Each line of the data below holding the word "only" must be copied.

═════ Information given ═════

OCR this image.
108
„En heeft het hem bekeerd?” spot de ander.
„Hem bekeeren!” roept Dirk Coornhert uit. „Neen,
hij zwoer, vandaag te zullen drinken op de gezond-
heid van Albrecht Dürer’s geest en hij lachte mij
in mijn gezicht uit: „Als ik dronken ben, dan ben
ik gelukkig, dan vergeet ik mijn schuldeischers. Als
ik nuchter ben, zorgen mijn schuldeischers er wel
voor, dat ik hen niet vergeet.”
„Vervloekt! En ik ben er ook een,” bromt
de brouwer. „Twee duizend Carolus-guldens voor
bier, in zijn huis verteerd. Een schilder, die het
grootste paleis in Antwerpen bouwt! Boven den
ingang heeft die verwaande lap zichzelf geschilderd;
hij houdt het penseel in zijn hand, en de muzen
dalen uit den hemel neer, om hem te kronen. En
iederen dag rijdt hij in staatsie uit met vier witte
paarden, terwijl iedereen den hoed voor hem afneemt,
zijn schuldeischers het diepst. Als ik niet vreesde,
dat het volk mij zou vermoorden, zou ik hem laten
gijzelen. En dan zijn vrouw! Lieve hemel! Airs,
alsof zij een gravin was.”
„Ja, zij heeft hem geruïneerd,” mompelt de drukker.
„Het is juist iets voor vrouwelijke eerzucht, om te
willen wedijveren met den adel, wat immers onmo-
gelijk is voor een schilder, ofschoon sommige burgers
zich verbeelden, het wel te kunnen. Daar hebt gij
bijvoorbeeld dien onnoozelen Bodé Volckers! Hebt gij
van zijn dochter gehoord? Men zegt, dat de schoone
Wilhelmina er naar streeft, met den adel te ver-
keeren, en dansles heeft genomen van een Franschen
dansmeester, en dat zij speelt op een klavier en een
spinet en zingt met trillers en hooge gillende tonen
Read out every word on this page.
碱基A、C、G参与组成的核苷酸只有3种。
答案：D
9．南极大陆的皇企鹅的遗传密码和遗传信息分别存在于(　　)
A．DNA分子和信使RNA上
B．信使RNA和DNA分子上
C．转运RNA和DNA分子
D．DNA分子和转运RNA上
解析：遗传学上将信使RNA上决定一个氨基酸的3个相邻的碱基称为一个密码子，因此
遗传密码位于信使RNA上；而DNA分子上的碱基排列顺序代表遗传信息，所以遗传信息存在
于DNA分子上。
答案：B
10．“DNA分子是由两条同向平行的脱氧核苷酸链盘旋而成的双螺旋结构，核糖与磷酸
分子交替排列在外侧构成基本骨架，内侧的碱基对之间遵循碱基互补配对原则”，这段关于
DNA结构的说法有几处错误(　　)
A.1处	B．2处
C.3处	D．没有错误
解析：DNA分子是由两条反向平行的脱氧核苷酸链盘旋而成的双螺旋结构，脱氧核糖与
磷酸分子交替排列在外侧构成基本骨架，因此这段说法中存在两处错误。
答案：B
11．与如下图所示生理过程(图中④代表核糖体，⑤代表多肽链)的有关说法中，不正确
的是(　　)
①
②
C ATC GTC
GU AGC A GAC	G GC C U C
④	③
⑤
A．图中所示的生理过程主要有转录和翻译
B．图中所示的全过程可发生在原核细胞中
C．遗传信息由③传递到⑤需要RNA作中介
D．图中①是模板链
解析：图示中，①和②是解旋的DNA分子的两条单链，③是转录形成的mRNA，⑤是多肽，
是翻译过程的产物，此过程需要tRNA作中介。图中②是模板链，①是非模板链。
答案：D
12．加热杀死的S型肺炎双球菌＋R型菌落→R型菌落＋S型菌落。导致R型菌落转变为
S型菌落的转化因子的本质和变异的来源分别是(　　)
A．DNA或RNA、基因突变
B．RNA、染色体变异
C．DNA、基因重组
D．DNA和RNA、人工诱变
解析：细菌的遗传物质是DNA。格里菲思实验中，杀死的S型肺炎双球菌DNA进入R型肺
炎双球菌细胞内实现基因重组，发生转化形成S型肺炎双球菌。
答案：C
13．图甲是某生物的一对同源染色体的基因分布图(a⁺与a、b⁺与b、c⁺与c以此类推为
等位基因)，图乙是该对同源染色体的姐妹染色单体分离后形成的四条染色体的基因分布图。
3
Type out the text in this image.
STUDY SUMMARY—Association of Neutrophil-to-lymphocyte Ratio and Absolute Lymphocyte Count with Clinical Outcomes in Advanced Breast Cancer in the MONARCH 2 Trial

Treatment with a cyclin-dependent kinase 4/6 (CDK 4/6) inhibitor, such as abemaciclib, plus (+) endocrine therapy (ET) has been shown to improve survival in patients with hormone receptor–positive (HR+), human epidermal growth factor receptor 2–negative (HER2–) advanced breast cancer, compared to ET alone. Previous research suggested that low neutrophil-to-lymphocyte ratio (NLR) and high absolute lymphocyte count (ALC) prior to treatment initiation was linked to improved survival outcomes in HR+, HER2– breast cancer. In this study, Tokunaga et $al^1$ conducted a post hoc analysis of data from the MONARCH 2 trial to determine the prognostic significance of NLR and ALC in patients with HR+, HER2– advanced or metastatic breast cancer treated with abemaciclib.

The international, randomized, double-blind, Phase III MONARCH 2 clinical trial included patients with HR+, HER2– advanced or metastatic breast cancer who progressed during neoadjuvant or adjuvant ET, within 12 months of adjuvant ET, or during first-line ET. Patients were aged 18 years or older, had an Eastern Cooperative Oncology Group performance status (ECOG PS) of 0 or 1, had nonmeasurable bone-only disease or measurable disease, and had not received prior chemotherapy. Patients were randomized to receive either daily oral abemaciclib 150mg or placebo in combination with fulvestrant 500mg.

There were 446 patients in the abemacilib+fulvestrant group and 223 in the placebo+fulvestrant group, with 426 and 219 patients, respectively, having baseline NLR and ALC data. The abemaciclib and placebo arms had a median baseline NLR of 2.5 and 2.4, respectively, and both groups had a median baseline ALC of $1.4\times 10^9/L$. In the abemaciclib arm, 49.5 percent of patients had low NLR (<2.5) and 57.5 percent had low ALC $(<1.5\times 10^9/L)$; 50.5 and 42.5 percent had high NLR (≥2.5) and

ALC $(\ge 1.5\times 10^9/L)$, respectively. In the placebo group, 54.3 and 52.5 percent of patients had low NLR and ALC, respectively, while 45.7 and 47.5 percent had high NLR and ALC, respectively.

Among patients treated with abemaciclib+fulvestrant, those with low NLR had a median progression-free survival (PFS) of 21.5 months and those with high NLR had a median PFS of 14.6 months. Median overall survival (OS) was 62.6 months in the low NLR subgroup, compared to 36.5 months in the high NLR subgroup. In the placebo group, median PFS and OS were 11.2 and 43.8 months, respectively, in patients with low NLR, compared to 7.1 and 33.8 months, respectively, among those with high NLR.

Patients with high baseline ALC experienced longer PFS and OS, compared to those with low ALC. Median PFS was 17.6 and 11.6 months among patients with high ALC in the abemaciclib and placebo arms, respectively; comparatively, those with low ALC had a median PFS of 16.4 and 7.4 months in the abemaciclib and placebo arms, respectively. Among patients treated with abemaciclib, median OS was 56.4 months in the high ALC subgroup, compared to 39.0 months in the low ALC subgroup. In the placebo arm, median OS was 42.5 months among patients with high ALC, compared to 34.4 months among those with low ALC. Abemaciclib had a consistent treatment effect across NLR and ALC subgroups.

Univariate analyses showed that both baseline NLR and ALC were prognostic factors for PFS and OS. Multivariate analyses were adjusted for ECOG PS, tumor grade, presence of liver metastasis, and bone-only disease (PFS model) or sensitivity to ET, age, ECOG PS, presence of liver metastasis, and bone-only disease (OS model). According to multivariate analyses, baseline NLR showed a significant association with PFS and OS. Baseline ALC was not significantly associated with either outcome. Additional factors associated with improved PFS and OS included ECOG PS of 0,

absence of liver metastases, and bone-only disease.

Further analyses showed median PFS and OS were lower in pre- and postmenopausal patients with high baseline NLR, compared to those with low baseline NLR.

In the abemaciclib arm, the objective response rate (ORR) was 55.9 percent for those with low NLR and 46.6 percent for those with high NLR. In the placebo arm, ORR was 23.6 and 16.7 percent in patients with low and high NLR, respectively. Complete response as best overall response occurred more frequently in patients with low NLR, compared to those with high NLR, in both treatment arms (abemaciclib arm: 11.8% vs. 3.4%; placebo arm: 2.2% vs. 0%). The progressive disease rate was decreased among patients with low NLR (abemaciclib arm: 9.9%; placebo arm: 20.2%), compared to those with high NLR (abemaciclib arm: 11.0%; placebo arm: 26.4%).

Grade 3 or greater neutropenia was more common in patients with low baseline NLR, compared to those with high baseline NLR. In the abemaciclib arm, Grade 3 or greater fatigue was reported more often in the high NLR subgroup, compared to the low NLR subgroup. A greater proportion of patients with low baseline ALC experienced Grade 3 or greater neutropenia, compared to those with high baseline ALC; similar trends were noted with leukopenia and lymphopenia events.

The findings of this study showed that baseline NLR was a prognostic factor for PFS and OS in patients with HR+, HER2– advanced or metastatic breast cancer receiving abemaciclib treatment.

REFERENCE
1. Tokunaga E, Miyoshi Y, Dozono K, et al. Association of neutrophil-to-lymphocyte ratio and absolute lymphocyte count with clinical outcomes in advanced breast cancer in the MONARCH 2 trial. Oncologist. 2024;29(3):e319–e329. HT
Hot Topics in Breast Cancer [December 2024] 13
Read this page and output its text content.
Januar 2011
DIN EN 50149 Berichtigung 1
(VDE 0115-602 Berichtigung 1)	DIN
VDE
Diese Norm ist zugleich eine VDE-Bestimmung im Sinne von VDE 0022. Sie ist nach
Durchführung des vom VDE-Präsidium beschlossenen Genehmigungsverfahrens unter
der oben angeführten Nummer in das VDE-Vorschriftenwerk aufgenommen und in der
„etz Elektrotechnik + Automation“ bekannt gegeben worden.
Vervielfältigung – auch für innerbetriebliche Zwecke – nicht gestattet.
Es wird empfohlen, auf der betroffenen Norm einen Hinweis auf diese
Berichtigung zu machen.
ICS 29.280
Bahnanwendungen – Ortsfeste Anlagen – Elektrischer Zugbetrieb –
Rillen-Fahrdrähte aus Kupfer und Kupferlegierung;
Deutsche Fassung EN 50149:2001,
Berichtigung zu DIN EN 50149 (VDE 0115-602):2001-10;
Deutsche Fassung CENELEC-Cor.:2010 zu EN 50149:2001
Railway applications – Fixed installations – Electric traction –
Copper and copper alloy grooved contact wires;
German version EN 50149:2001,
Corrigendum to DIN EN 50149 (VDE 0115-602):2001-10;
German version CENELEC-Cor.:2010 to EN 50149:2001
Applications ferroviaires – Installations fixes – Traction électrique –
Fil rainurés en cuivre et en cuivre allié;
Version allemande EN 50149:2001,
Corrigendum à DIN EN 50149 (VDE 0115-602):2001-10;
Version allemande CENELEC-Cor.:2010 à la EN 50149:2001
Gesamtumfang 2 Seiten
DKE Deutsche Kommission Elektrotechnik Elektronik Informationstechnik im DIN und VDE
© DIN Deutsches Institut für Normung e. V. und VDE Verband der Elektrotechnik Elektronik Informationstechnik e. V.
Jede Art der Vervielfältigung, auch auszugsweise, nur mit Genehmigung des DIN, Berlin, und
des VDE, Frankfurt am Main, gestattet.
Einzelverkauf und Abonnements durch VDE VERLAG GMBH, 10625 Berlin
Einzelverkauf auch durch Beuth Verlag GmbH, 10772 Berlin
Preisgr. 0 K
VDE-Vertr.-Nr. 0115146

═════

* [Output of the task]:
The international, randomized, double-blind, Phase III MONARCH 2 clinical trial included patients with HR+, HER2– advanced or metastatic breast cancer who progressed during neoadjuvant or adjuvant ET, within 12 months of adjuvant ET, or during first-line ET. Patients were aged 18 years or older, had an Eastern Cooperative Oncology Group performance status (ECOG PS) of 0 or 1, had nonmeasurable bone-only disease or measurable disease, and had not received prior chemotherapy. Patients were randomized to receive either daily oral abemaciclib 150mg or placebo in combination with fulvestrant 500mg.
Univariate analyses showed that both baseline NLR and ALC were prognostic factors for PFS and OS. Multivariate analyses were adjusted for ECOG PS, tumor grade, presence of liver metastasis, and bone-only disease (PFS model) or sensitivity to ET, age, ECOG PS, presence of liver metastasis, and bone-only disease (OS model). According to multivariate analyses, baseline NLR showed a significant association with PFS and OS. Baseline ALC was not significantly associated with either outcome. Additional factors associated with improved PFS and OS included ECOG PS of 0,
absence of liver metastases, and bone-only disease.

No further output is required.